Challenges
1. Summarize the Fire-D description in two sentences.
2. List every machine learning task that the Fire-D description names as one for which remote sensing imagery could serve as a benchmark.

Passage given
[Begin]

Fire-D: Analysis and ML-Ready NASA-Centric Remote Sensing of Wildfire and Smoke

Description

Earth science remote sensing imagery is rich in structural and spectral information, making such data an ideal platform for benchmarking for a broad range of machine learning (ML) tasks, from pattern retrieval to physics-informed classification to anomaly detection to transfer learning. Nevertheless, the utility of Earth science remote sensing data remains largely unexplored by the broader ML community. Our goal is to bridge this gap and bring a rich variety of multisource multi-resolution Earth image data to a wider range of ML researchers who are non-experts in remote sensing, thereby increasing the utility and societal impact of such data products. In particular, motivated by the emerging wildfire crisis, we present radiometrically and geometrically calibrated radiance data from airborne and orbital instruments from the National Aeronautics and Space Administration (NASA), the National Oceanic and Atmospheric Administration (NOAA), and the Korean Meteorological Administration (KMA).

[End]

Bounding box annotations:
[Begin]

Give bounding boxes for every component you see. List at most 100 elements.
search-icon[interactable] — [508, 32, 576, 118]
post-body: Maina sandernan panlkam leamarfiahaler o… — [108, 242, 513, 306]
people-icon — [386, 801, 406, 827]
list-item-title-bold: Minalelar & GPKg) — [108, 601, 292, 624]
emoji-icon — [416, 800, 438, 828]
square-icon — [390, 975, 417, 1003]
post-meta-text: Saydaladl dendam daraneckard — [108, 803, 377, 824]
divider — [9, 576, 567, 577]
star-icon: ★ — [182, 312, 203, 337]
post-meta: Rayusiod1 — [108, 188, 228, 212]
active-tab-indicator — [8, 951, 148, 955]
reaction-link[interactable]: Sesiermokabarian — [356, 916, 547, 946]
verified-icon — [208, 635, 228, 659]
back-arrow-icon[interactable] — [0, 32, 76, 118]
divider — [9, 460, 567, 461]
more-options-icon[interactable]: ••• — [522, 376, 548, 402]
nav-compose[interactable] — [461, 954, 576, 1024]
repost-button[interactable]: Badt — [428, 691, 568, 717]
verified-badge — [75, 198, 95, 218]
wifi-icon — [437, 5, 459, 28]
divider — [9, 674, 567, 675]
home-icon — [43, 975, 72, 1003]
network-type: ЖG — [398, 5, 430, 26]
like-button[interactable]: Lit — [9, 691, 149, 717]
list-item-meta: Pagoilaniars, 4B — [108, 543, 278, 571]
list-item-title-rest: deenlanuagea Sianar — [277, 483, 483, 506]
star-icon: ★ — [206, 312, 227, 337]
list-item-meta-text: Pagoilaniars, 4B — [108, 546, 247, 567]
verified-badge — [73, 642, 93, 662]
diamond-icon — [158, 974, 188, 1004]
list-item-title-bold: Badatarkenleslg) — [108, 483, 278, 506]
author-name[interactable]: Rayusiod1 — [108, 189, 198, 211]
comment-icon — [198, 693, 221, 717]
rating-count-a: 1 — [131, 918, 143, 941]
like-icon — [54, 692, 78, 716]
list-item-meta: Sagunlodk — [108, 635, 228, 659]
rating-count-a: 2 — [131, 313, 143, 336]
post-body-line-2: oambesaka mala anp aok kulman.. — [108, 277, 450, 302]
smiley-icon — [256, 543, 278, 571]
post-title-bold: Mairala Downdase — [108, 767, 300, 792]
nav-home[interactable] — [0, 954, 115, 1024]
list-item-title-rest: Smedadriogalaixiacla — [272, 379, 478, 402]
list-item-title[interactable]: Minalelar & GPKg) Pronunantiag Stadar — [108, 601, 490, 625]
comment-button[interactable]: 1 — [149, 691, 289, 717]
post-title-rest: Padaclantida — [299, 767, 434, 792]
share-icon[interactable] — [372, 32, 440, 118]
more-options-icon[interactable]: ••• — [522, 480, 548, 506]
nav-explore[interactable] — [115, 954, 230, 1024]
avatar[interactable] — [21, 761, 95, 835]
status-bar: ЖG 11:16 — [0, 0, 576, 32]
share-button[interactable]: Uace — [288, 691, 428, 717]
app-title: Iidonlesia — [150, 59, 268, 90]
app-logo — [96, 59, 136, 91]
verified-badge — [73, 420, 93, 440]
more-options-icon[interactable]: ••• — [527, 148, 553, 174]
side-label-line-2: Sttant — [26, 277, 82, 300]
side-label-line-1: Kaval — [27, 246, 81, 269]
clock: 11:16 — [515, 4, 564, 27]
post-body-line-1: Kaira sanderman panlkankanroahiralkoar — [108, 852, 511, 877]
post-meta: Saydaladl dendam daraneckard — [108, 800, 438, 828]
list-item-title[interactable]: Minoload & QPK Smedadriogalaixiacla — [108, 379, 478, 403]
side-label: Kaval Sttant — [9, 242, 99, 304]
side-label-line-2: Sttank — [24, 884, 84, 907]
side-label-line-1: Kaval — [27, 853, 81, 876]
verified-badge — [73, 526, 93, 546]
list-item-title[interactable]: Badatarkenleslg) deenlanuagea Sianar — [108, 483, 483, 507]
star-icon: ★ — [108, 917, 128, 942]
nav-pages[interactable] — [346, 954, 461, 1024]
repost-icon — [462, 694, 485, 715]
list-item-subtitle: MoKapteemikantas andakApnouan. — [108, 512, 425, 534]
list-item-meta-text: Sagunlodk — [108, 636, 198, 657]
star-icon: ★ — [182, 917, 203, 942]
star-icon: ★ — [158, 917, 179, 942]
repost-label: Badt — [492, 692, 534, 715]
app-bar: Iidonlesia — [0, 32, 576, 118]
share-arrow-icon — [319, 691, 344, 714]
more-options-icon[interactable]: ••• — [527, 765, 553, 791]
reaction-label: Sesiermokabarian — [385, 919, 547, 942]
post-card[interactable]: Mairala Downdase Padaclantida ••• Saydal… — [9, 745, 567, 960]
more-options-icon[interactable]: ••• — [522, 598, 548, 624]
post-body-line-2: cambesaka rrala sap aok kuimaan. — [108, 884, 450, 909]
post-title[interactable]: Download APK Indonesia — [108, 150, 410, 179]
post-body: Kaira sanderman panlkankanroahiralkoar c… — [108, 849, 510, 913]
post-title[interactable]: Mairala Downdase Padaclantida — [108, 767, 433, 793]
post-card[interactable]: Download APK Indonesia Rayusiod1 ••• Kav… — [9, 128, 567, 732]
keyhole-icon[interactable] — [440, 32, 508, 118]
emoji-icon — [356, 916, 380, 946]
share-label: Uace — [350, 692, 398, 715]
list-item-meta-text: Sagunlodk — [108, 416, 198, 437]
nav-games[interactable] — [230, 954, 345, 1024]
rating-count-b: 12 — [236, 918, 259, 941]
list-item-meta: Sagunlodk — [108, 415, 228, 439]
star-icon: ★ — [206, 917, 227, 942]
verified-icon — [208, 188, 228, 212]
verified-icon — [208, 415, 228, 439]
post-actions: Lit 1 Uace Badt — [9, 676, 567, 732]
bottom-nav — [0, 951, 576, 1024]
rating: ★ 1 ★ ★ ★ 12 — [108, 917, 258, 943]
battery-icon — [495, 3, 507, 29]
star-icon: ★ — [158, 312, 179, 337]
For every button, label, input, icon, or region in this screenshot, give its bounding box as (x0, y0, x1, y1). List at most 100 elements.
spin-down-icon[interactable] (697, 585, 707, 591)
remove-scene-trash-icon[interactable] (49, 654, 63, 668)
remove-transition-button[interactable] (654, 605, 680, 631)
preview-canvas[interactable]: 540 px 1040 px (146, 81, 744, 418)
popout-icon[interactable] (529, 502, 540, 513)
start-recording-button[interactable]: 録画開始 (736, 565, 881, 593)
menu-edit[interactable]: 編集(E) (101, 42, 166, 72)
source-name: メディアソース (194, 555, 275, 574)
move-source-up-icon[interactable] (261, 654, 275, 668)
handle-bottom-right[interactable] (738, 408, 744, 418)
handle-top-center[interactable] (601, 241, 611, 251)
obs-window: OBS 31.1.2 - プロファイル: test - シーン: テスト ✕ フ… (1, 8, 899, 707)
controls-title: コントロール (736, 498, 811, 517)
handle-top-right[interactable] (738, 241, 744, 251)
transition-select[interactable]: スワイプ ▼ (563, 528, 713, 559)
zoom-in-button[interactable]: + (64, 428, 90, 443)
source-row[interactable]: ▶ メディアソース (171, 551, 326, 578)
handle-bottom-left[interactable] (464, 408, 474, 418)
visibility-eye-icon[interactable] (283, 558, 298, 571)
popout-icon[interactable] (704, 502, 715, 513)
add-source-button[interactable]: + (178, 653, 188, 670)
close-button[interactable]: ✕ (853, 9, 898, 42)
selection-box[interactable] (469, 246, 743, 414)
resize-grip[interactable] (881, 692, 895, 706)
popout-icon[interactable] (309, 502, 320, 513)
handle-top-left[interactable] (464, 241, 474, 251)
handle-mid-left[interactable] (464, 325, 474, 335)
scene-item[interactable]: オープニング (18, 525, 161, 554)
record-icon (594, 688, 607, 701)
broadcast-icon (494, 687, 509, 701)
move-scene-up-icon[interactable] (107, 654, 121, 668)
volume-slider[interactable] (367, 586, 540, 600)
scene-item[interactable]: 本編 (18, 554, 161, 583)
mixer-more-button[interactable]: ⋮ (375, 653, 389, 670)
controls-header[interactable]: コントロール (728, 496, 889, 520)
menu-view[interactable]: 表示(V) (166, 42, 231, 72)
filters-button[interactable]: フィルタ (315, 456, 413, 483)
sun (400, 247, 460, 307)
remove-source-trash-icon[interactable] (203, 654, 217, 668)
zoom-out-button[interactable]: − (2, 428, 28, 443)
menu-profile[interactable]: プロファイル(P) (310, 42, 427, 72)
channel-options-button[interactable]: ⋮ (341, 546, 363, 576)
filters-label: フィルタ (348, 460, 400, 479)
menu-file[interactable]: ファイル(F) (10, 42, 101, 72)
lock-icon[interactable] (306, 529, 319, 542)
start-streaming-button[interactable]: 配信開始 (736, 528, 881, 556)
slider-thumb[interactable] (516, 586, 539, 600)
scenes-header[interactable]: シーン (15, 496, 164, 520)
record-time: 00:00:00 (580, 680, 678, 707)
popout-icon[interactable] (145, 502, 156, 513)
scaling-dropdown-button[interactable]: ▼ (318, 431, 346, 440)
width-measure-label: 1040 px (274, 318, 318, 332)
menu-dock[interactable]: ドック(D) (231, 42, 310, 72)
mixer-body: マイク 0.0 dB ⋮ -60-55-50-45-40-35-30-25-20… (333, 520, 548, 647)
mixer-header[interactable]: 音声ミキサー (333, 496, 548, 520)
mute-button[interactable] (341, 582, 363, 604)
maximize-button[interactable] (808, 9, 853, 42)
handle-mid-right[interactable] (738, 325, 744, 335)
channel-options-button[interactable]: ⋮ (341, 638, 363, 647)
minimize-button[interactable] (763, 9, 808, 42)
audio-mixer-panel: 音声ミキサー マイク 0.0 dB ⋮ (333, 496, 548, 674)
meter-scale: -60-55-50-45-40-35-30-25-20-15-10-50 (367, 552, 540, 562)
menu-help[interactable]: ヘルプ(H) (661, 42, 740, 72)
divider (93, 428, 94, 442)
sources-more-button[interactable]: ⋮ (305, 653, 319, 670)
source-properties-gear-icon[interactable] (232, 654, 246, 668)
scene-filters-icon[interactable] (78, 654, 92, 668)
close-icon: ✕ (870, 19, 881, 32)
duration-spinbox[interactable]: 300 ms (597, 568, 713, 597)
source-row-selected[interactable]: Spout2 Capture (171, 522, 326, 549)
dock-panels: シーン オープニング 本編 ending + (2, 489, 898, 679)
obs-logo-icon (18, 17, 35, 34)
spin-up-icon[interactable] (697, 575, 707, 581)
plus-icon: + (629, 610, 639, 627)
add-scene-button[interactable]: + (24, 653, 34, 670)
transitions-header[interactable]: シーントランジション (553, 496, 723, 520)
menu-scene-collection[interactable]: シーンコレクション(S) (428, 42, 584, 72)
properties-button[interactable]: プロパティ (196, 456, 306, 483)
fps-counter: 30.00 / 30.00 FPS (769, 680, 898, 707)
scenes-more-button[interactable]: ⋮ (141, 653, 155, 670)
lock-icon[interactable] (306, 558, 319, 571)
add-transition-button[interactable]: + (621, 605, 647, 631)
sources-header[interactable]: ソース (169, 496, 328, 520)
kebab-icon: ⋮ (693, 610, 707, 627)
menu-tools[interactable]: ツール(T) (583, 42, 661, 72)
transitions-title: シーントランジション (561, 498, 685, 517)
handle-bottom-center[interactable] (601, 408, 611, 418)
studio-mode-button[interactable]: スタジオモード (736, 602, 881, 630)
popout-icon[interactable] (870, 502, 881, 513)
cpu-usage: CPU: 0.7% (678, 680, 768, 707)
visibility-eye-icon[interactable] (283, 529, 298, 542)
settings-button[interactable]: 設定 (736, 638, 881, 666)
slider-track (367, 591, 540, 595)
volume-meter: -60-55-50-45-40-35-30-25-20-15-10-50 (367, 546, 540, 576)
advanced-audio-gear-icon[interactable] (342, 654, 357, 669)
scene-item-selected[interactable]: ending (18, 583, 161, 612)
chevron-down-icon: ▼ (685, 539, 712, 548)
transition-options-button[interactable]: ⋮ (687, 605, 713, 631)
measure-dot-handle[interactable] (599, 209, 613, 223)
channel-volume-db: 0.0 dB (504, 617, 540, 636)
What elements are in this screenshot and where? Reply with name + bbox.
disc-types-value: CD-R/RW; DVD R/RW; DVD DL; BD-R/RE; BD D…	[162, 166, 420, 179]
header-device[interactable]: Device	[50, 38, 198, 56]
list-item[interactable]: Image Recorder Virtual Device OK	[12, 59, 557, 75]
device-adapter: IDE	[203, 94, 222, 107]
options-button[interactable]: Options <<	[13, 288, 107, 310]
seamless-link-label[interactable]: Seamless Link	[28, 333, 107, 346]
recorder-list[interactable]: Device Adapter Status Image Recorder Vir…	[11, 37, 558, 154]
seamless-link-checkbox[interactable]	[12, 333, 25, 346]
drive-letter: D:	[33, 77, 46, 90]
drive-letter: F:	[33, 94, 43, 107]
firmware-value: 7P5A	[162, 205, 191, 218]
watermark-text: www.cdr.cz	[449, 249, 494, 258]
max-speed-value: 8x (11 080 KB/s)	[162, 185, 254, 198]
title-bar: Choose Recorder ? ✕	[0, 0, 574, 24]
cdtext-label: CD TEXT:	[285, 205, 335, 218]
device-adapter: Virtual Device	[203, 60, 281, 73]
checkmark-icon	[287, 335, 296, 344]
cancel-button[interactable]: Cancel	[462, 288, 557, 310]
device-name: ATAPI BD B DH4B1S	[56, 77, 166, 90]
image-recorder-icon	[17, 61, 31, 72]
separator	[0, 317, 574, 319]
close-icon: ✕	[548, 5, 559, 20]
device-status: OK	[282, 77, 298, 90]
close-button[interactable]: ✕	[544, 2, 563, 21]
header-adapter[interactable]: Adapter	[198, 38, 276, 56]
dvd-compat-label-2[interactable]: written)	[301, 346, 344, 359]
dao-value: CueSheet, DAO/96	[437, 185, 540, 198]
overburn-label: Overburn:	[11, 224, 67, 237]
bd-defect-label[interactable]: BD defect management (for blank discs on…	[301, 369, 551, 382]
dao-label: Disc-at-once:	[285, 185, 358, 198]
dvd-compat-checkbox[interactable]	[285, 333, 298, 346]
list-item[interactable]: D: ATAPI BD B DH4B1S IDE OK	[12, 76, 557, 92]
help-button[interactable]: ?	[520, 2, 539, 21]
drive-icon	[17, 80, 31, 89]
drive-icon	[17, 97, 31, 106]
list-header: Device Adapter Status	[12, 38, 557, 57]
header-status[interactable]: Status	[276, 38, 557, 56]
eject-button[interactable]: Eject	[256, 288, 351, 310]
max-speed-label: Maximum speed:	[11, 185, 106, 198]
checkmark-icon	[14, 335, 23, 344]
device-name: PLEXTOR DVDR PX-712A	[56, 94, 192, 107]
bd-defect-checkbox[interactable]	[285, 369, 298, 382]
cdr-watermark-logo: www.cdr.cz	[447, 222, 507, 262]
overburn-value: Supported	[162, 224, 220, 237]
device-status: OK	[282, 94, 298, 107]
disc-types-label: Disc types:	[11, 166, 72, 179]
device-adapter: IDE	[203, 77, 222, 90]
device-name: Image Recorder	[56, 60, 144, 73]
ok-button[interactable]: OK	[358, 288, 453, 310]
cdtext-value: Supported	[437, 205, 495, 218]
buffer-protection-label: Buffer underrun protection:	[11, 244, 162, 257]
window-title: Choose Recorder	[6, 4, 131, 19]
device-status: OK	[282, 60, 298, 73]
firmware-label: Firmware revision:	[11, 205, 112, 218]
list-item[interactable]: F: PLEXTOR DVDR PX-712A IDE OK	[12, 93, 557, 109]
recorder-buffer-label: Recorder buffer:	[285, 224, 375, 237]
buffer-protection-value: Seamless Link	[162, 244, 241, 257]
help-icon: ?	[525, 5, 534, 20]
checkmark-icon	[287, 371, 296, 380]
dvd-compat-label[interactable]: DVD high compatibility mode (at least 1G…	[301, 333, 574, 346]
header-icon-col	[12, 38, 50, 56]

[End]

Per-task outputs
1. Earth science remote sensing imagery is rich in structural and spectral information and suits benchmarking of many machine learning tasks, yet the broader ML community has largely left it unexplored. To bridge this gap, and motivated by the emerging wildfire crisis, Fire-D presents calibrated radiance data from airborne and orbital instruments of NASA, NOAA, and the Korean Meteorological Administration for ML researchers who are not remote sensing experts.

2.
- pattern retrieval
- physics-informed classification
- anomaly detection
- transfer learning